Written instruction:
Pictures should be excluded; otherwise, copy every entry exactly.

Entries:
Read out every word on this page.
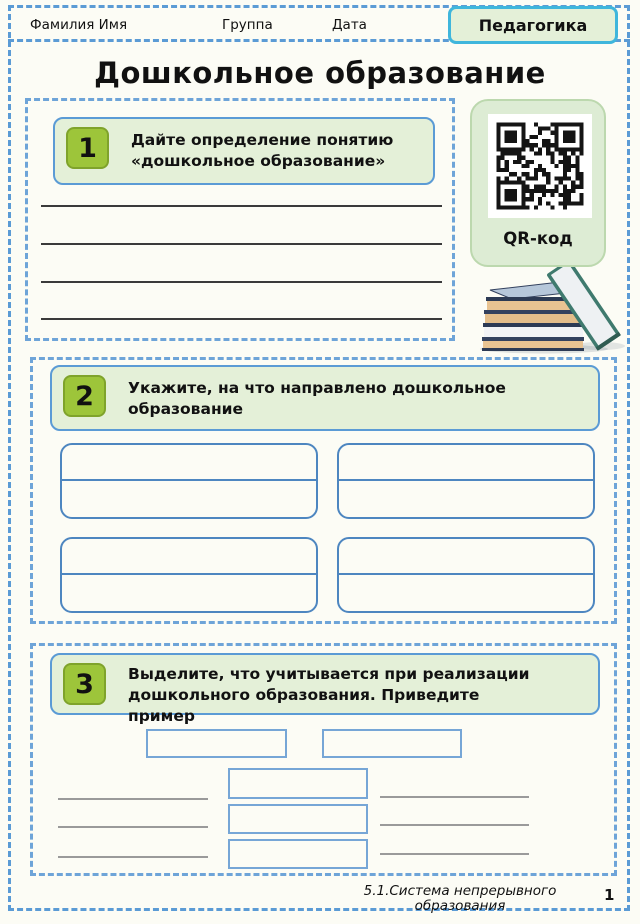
Фамилия Имя	Группа	Дата	Педагогика
Дошкольное образование
1	Дайте определение понятию
«дошкольное образование»
QR-код
2	Укажите, на что направлено дошкольное
образование
3	Выделите, что учитывается при реализации
дошкольного образования. Приведите
пример
5.1.Система непрерывного
образования
1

Response to this task:
Read out every word on this page.
Фамилия Имя	Группа	Дата	Педагогика
Дошкольное образование
1	Дайте определение понятию
«дошкольное образование»
QR-код
2	Укажите, на что направлено дошкольное
образование
3	Выделите, что учитывается при реализации
дошкольного образования. Приведите
пример
5.1.Система непрерывного
образования
1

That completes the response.